Do this: Work out how many lines in the listing below include the word "date"; answer with the number alone.

━━ Data listing

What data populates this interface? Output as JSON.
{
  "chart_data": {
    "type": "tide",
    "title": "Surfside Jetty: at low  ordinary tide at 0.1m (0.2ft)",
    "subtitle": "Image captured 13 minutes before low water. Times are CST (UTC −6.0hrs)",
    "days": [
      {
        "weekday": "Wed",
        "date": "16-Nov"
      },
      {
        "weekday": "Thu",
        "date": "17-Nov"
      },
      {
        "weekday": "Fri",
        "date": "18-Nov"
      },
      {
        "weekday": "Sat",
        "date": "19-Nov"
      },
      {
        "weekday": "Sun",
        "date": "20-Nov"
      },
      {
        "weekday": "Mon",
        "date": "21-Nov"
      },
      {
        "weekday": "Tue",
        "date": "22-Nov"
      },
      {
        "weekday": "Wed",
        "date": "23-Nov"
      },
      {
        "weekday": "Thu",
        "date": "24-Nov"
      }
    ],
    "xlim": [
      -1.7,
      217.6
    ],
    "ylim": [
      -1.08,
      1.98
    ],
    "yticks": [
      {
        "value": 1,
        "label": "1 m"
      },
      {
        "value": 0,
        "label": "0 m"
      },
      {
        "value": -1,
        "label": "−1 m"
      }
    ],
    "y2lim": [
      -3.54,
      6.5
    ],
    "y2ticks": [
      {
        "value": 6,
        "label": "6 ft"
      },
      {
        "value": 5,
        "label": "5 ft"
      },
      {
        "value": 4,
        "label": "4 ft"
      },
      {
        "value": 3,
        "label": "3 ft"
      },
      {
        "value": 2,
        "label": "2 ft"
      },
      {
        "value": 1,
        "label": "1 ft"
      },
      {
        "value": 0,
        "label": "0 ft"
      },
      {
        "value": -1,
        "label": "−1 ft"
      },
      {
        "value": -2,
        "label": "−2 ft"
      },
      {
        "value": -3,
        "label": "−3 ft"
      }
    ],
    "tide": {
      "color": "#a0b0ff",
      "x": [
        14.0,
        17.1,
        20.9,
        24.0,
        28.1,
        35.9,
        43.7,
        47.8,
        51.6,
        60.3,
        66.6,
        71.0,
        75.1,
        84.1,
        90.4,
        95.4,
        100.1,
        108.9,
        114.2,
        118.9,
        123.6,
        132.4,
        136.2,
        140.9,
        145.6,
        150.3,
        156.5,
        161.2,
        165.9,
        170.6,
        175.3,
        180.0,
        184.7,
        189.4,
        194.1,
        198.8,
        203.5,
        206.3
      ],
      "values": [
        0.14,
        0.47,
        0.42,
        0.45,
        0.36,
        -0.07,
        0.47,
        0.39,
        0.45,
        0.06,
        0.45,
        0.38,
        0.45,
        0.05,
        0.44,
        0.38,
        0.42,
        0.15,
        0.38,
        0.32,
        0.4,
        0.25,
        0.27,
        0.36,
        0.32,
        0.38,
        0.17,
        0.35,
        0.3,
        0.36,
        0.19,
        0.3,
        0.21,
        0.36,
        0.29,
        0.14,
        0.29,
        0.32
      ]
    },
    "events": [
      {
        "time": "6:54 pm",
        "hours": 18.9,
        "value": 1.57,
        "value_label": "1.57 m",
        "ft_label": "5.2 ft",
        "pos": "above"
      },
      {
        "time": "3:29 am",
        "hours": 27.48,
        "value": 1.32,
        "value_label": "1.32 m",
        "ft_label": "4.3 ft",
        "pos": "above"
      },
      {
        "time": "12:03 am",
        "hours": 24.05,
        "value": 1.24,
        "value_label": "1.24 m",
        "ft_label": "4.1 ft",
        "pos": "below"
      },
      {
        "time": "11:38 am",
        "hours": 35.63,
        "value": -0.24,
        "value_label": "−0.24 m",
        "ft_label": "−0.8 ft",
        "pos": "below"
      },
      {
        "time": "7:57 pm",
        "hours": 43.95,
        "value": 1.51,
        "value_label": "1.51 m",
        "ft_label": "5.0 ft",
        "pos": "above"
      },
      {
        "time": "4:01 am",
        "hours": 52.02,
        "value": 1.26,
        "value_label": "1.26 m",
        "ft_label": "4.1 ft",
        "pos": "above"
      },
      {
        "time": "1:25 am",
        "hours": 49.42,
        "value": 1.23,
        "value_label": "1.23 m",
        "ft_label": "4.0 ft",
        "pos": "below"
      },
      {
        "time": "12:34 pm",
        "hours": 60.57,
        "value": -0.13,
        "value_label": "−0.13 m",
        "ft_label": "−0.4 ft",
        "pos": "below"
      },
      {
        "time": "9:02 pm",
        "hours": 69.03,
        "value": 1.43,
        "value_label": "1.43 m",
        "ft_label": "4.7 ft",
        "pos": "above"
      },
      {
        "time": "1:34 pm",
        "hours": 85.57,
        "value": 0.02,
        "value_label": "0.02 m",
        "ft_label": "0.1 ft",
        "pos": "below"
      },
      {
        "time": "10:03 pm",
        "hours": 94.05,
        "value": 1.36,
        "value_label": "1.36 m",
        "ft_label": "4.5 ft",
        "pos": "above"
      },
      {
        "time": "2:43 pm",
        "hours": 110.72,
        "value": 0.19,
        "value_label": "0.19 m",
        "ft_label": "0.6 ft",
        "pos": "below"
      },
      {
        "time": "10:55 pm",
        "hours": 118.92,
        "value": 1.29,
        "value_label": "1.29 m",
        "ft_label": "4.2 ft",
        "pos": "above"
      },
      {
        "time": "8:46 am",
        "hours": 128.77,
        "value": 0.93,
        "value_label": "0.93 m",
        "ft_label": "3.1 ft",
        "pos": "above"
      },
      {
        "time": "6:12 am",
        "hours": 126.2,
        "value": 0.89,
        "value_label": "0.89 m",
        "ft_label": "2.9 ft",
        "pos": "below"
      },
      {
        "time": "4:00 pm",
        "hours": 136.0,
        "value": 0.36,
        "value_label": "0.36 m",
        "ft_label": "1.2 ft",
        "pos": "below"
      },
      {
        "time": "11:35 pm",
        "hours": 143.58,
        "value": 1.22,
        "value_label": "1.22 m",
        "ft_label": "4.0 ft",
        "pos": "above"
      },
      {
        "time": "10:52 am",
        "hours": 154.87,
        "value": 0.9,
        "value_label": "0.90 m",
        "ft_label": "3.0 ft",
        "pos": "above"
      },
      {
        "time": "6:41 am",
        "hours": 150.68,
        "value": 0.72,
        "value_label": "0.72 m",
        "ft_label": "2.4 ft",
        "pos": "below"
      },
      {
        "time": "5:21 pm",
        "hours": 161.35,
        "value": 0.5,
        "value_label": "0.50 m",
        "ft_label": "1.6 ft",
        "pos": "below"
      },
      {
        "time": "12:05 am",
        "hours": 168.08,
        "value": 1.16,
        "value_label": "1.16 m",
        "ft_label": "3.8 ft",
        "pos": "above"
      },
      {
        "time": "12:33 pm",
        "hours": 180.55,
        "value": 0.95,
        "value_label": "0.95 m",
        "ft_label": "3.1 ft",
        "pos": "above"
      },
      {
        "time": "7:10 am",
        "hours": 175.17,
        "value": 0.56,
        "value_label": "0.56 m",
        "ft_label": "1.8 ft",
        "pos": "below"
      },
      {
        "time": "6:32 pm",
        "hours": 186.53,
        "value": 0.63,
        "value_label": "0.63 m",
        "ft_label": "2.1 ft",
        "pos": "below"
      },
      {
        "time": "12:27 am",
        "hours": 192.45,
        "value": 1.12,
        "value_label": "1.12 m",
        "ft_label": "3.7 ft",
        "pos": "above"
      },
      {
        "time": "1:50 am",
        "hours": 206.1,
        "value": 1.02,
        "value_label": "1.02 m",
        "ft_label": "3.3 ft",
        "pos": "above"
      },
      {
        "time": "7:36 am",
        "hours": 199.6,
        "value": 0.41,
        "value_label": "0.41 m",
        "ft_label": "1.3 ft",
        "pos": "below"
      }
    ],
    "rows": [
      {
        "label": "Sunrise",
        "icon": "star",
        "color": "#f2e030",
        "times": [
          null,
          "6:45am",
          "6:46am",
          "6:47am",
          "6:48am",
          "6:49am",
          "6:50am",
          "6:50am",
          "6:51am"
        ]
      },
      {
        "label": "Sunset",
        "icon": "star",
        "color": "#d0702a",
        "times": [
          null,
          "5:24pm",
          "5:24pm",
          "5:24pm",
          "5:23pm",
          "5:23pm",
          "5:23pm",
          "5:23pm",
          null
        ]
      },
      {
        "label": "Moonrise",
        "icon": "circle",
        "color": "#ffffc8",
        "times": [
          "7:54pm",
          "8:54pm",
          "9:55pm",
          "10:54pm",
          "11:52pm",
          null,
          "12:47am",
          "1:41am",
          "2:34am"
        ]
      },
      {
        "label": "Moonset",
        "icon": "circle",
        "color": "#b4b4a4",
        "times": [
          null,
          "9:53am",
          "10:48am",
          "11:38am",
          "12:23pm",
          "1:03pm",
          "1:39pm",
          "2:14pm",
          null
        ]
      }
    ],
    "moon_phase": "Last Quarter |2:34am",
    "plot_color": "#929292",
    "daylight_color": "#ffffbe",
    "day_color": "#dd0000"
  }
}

━━━━

Response: 9